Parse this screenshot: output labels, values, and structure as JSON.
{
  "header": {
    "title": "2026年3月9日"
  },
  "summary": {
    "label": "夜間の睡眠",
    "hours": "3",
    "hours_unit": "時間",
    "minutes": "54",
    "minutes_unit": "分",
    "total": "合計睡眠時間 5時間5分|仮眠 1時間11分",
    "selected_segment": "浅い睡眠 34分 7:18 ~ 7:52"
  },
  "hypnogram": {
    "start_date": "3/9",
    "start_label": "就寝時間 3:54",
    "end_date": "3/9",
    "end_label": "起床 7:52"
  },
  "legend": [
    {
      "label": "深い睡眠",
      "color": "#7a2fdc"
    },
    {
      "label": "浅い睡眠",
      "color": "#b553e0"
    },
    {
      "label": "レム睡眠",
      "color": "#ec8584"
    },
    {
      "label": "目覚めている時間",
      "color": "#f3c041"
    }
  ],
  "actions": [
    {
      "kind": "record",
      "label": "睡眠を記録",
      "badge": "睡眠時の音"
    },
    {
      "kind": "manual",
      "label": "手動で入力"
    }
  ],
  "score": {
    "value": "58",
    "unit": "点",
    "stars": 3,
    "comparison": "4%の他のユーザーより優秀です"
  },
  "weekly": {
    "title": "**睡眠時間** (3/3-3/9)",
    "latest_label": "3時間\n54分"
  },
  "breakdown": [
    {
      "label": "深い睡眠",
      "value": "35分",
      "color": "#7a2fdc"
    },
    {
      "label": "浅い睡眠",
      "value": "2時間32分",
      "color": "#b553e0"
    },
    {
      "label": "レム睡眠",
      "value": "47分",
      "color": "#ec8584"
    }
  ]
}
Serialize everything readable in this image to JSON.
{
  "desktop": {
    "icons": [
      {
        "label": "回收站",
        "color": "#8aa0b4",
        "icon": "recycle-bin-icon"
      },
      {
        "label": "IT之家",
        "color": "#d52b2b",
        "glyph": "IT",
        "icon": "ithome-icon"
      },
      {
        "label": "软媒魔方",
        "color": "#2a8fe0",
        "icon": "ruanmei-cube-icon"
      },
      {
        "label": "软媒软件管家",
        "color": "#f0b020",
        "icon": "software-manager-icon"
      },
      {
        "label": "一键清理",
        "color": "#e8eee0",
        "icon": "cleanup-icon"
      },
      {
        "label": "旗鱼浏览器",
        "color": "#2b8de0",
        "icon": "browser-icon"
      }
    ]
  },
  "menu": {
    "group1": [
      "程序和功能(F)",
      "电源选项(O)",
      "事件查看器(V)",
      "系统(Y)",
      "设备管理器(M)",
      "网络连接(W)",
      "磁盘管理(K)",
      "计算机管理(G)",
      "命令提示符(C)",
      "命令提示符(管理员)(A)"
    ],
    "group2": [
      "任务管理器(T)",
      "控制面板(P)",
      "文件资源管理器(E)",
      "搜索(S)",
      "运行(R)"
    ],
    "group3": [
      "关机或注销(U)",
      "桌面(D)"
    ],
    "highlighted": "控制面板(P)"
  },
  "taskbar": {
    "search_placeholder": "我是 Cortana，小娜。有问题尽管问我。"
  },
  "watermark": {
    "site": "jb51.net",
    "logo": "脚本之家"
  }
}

^^^^^^^^

Using the listing above, please repeat every entry exactly.

THE COMPLETED TASK:
Parse this screenshot: output labels, values, and structure as JSON.
{
  "header": {
    "title": "2026年3月9日"
  },
  "summary": {
    "label": "夜間の睡眠",
    "hours": "3",
    "hours_unit": "時間",
    "minutes": "54",
    "minutes_unit": "分",
    "total": "合計睡眠時間 5時間5分|仮眠 1時間11分",
    "selected_segment": "浅い睡眠 34分 7:18 ~ 7:52"
  },
  "hypnogram": {
    "start_date": "3/9",
    "start_label": "就寝時間 3:54",
    "end_date": "3/9",
    "end_label": "起床 7:52"
  },
  "legend": [
    {
      "label": "深い睡眠",
      "color": "#7a2fdc"
    },
    {
      "label": "浅い睡眠",
      "color": "#b553e0"
    },
    {
      "label": "レム睡眠",
      "color": "#ec8584"
    },
    {
      "label": "目覚めている時間",
      "color": "#f3c041"
    }
  ],
  "actions": [
    {
      "kind": "record",
      "label": "睡眠を記録",
      "badge": "睡眠時の音"
    },
    {
      "kind": "manual",
      "label": "手動で入力"
    }
  ],
  "score": {
    "value": "58",
    "unit": "点",
    "stars": 3,
    "comparison": "4%の他のユーザーより優秀です"
  },
  "weekly": {
    "title": "**睡眠時間** (3/3-3/9)",
    "latest_label": "3時間\n54分"
  },
  "breakdown": [
    {
      "label": "深い睡眠",
      "value": "35分",
      "color": "#7a2fdc"
    },
    {
      "label": "浅い睡眠",
      "value": "2時間32分",
      "color": "#b553e0"
    },
    {
      "label": "レム睡眠",
      "value": "47分",
      "color": "#ec8584"
    }
  ]
}
Serialize everything readable in this image to JSON.
{
  "desktop": {
    "icons": [
      {
        "label": "回收站",
        "color": "#8aa0b4",
        "icon": "recycle-bin-icon"
      },
      {
        "label": "IT之家",
        "color": "#d52b2b",
        "glyph": "IT",
        "icon": "ithome-icon"
      },
      {
        "label": "软媒魔方",
        "color": "#2a8fe0",
        "icon": "ruanmei-cube-icon"
      },
      {
        "label": "软媒软件管家",
        "color": "#f0b020",
        "icon": "software-manager-icon"
      },
      {
        "label": "一键清理",
        "color": "#e8eee0",
        "icon": "cleanup-icon"
      },
      {
        "label": "旗鱼浏览器",
        "color": "#2b8de0",
        "icon": "browser-icon"
      }
    ]
  },
  "menu": {
    "group1": [
      "程序和功能(F)",
      "电源选项(O)",
      "事件查看器(V)",
      "系统(Y)",
      "设备管理器(M)",
      "网络连接(W)",
      "磁盘管理(K)",
      "计算机管理(G)",
      "命令提示符(C)",
      "命令提示符(管理员)(A)"
    ],
    "group2": [
      "任务管理器(T)",
      "控制面板(P)",
      "文件资源管理器(E)",
      "搜索(S)",
      "运行(R)"
    ],
    "group3": [
      "关机或注销(U)",
      "桌面(D)"
    ],
    "highlighted": "控制面板(P)"
  },
  "taskbar": {
    "search_placeholder": "我是 Cortana，小娜。有问题尽管问我。"
  },
  "watermark": {
    "site": "jb51.net",
    "logo": "脚本之家"
  }
}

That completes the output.